*Written task*
How many of the lines below include "narodu"? Give the number and no other words.

Records contained in a dataset:

********

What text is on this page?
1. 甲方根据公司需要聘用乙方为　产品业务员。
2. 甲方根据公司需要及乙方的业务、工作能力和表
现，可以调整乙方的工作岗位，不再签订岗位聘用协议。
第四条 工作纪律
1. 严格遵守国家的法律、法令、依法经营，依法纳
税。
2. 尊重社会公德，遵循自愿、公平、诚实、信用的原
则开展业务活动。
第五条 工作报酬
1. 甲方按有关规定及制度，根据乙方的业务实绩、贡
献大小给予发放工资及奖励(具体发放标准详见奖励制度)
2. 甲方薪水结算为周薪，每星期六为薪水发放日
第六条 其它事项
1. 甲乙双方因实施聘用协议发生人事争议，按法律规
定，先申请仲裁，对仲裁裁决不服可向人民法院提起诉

********

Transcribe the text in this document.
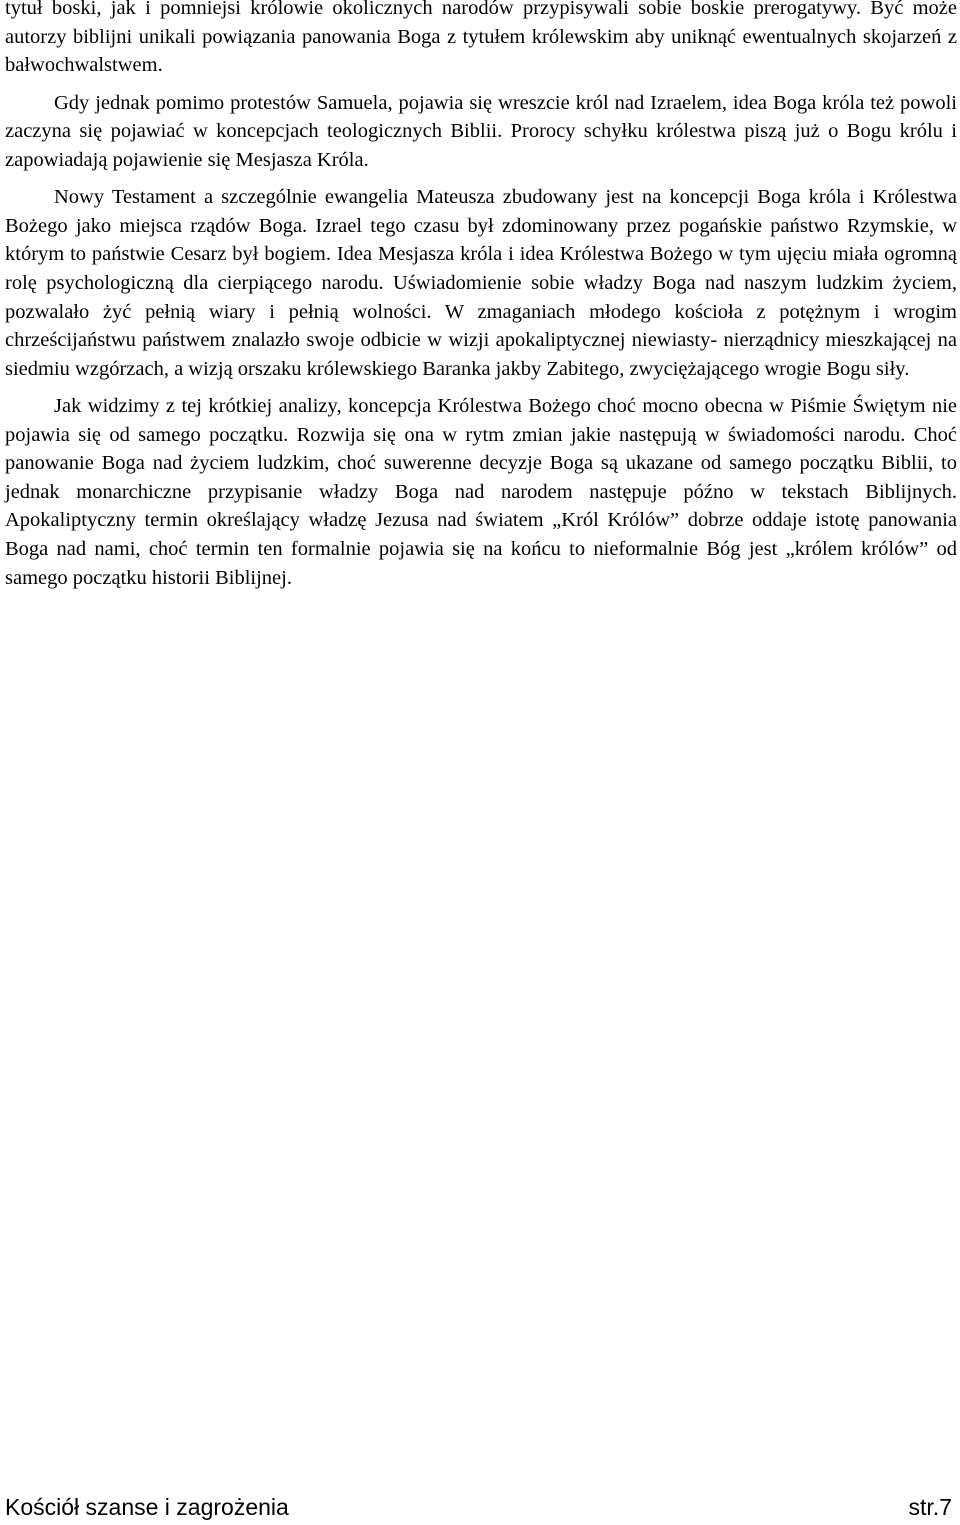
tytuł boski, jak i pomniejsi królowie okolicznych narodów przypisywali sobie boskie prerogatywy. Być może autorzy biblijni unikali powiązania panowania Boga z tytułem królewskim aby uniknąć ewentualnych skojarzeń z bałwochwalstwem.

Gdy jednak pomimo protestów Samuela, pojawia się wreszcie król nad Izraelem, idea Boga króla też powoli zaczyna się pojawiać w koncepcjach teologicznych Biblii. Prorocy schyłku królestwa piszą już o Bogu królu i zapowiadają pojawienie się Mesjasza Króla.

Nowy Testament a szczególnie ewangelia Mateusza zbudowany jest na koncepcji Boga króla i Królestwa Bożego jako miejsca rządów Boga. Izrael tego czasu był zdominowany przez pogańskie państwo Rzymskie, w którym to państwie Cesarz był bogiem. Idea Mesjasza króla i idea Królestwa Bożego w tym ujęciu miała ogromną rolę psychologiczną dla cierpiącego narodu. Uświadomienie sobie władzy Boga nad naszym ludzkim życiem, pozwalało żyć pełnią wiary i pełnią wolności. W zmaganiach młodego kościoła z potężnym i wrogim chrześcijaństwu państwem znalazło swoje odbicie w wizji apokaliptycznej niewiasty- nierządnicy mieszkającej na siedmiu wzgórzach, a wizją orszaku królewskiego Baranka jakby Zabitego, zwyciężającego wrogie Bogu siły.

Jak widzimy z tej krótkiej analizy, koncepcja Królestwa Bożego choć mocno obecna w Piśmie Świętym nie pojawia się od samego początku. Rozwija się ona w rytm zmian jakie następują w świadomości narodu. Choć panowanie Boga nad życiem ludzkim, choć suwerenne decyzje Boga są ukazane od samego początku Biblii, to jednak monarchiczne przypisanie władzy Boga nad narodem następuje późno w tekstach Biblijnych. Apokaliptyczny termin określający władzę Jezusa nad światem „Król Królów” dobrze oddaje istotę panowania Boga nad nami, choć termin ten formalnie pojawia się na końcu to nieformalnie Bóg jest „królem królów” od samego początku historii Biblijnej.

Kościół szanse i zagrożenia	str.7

********

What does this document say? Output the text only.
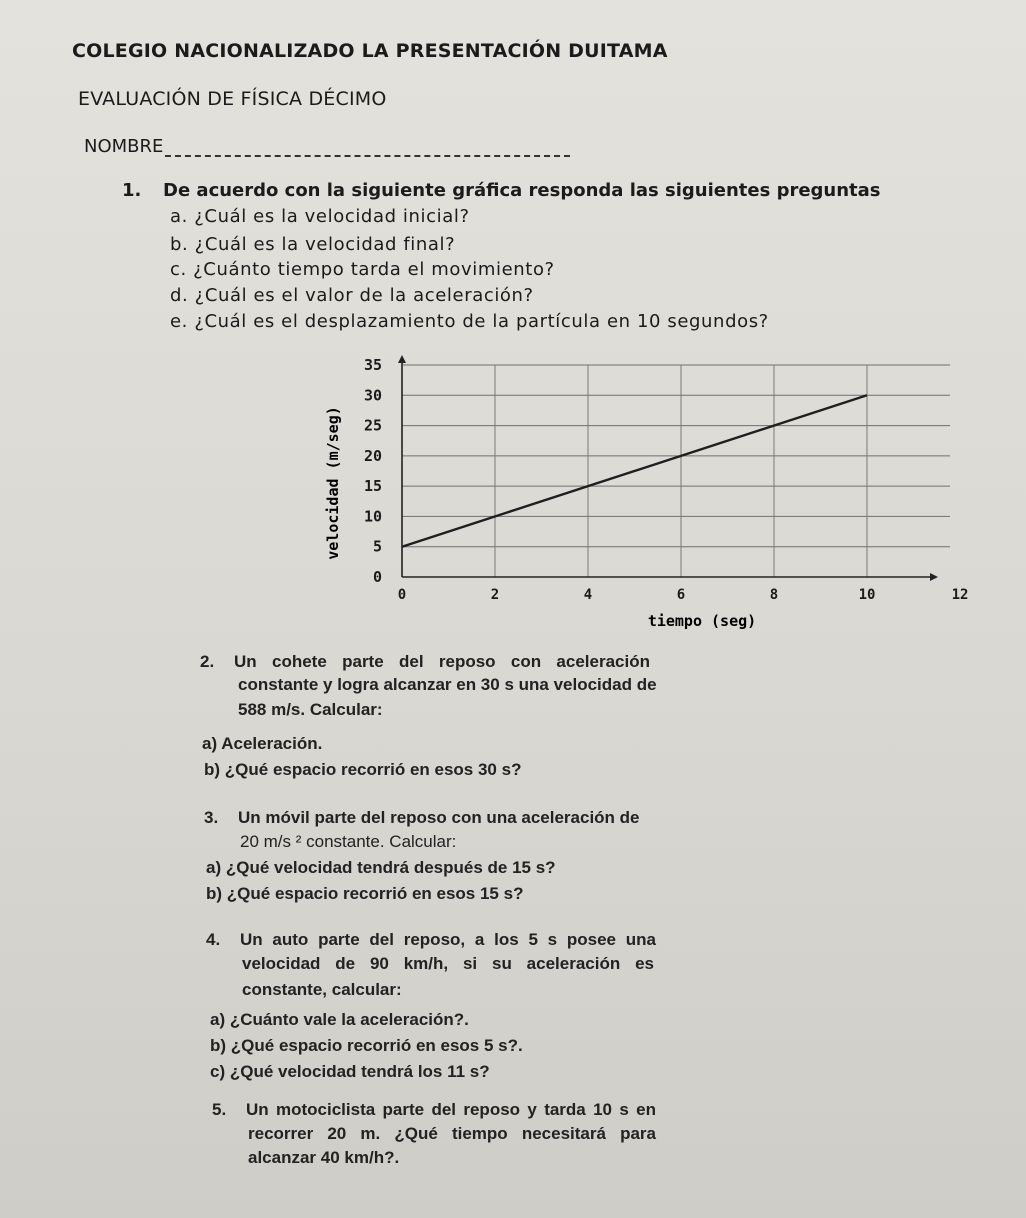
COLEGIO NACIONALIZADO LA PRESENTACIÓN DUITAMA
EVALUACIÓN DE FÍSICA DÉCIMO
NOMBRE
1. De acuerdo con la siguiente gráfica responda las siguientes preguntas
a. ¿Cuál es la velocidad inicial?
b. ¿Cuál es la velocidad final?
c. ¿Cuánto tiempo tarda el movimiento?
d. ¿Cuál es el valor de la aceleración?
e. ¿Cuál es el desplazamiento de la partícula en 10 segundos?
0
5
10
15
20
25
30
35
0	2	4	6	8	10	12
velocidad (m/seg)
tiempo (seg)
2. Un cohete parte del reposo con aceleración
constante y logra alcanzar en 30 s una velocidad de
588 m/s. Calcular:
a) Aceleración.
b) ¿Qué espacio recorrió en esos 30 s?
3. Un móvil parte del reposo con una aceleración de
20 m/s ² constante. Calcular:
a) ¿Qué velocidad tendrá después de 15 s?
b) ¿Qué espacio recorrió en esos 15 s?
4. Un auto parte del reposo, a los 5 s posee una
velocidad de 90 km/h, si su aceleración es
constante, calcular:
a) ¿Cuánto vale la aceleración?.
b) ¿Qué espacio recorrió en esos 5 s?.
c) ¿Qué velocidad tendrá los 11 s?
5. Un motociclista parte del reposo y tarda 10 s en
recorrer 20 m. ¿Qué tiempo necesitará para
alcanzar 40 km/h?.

********

*Exercise answer*
2